Saved entries:
☆ ☆ ☆ ☆
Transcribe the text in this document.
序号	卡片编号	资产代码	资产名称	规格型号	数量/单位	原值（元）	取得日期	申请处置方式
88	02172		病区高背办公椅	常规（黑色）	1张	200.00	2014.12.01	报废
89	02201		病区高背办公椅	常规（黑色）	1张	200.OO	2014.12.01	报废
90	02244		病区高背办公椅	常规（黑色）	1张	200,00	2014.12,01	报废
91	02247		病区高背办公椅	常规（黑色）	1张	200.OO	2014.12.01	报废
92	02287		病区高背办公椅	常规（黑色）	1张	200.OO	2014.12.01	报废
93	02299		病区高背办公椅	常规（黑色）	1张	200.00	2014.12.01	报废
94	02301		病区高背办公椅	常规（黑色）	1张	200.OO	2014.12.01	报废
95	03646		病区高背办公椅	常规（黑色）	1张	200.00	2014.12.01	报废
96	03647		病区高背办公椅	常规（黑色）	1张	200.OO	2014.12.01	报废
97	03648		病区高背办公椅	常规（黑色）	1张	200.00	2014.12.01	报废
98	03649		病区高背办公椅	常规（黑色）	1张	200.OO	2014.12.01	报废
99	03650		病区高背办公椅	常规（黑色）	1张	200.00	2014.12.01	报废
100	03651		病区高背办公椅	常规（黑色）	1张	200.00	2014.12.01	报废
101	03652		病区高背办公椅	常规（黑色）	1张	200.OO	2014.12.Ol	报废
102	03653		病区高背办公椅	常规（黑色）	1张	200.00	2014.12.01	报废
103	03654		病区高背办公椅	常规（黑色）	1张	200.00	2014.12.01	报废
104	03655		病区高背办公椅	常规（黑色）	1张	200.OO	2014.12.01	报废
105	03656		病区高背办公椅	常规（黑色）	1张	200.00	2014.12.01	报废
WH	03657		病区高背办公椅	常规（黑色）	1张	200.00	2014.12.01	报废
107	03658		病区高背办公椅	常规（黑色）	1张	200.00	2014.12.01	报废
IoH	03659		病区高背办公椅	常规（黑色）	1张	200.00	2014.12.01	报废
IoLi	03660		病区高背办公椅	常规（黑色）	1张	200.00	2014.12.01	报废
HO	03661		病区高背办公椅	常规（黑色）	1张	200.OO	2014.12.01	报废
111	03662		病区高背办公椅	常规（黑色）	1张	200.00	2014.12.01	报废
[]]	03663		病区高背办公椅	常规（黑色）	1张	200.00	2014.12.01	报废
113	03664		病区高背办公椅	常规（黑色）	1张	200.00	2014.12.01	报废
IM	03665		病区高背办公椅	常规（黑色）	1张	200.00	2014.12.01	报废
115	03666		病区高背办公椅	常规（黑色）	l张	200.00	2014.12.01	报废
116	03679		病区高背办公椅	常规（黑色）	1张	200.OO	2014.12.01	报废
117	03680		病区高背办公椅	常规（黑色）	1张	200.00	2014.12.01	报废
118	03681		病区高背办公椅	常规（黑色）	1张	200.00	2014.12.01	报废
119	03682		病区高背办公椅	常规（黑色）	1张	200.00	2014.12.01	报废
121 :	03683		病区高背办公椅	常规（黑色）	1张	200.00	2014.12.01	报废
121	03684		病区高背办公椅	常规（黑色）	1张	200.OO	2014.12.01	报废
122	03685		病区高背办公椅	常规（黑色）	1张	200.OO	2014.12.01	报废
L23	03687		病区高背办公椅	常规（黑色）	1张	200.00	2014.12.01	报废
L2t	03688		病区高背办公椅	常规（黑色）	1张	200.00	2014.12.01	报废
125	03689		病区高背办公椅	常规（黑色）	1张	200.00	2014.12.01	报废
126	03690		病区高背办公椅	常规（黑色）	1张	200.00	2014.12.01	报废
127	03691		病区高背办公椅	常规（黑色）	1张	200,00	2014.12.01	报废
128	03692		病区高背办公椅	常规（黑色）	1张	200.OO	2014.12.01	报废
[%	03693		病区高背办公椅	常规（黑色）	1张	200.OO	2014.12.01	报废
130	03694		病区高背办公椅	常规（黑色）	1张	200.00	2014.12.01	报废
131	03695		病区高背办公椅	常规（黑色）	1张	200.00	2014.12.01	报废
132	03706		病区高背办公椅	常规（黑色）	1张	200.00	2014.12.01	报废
☆ ☆ ☆ ☆
To be done:
Your task is to quote all of the data word for word.

Solution for this exercise:
Transcribe the text in this document.
序号	卡片编号	资产代码	资产名称	规格型号	数量/单位	原值（元）	取得日期	申请处置方式
88	02172		病区高背办公椅	常规（黑色）	1张	200.00	2014.12.01	报废
89	02201		病区高背办公椅	常规（黑色）	1张	200.OO	2014.12.01	报废
90	02244		病区高背办公椅	常规（黑色）	1张	200,00	2014.12,01	报废
91	02247		病区高背办公椅	常规（黑色）	1张	200.OO	2014.12.01	报废
92	02287		病区高背办公椅	常规（黑色）	1张	200.OO	2014.12.01	报废
93	02299		病区高背办公椅	常规（黑色）	1张	200.00	2014.12.01	报废
94	02301		病区高背办公椅	常规（黑色）	1张	200.OO	2014.12.01	报废
95	03646		病区高背办公椅	常规（黑色）	1张	200.00	2014.12.01	报废
96	03647		病区高背办公椅	常规（黑色）	1张	200.OO	2014.12.01	报废
97	03648		病区高背办公椅	常规（黑色）	1张	200.00	2014.12.01	报废
98	03649		病区高背办公椅	常规（黑色）	1张	200.OO	2014.12.01	报废
99	03650		病区高背办公椅	常规（黑色）	1张	200.00	2014.12.01	报废
100	03651		病区高背办公椅	常规（黑色）	1张	200.00	2014.12.01	报废
101	03652		病区高背办公椅	常规（黑色）	1张	200.OO	2014.12.Ol	报废
102	03653		病区高背办公椅	常规（黑色）	1张	200.00	2014.12.01	报废
103	03654		病区高背办公椅	常规（黑色）	1张	200.00	2014.12.01	报废
104	03655		病区高背办公椅	常规（黑色）	1张	200.OO	2014.12.01	报废
105	03656		病区高背办公椅	常规（黑色）	1张	200.00	2014.12.01	报废
WH	03657		病区高背办公椅	常规（黑色）	1张	200.00	2014.12.01	报废
107	03658		病区高背办公椅	常规（黑色）	1张	200.00	2014.12.01	报废
IoH	03659		病区高背办公椅	常规（黑色）	1张	200.00	2014.12.01	报废
IoLi	03660		病区高背办公椅	常规（黑色）	1张	200.00	2014.12.01	报废
HO	03661		病区高背办公椅	常规（黑色）	1张	200.OO	2014.12.01	报废
111	03662		病区高背办公椅	常规（黑色）	1张	200.00	2014.12.01	报废
[]]	03663		病区高背办公椅	常规（黑色）	1张	200.00	2014.12.01	报废
113	03664		病区高背办公椅	常规（黑色）	1张	200.00	2014.12.01	报废
IM	03665		病区高背办公椅	常规（黑色）	1张	200.00	2014.12.01	报废
115	03666		病区高背办公椅	常规（黑色）	l张	200.00	2014.12.01	报废
116	03679		病区高背办公椅	常规（黑色）	1张	200.OO	2014.12.01	报废
117	03680		病区高背办公椅	常规（黑色）	1张	200.00	2014.12.01	报废
118	03681		病区高背办公椅	常规（黑色）	1张	200.00	2014.12.01	报废
119	03682		病区高背办公椅	常规（黑色）	1张	200.00	2014.12.01	报废
121 :	03683		病区高背办公椅	常规（黑色）	1张	200.00	2014.12.01	报废
121	03684		病区高背办公椅	常规（黑色）	1张	200.OO	2014.12.01	报废
122	03685		病区高背办公椅	常规（黑色）	1张	200.OO	2014.12.01	报废
L23	03687		病区高背办公椅	常规（黑色）	1张	200.00	2014.12.01	报废
L2t	03688		病区高背办公椅	常规（黑色）	1张	200.00	2014.12.01	报废
125	03689		病区高背办公椅	常规（黑色）	1张	200.00	2014.12.01	报废
126	03690		病区高背办公椅	常规（黑色）	1张	200.00	2014.12.01	报废
127	03691		病区高背办公椅	常规（黑色）	1张	200,00	2014.12.01	报废
128	03692		病区高背办公椅	常规（黑色）	1张	200.OO	2014.12.01	报废
[%	03693		病区高背办公椅	常规（黑色）	1张	200.OO	2014.12.01	报废
130	03694		病区高背办公椅	常规（黑色）	1张	200.00	2014.12.01	报废
131	03695		病区高背办公椅	常规（黑色）	1张	200.00	2014.12.01	报废
132	03706		病区高背办公椅	常规（黑色）	1张	200.00	2014.12.01	报废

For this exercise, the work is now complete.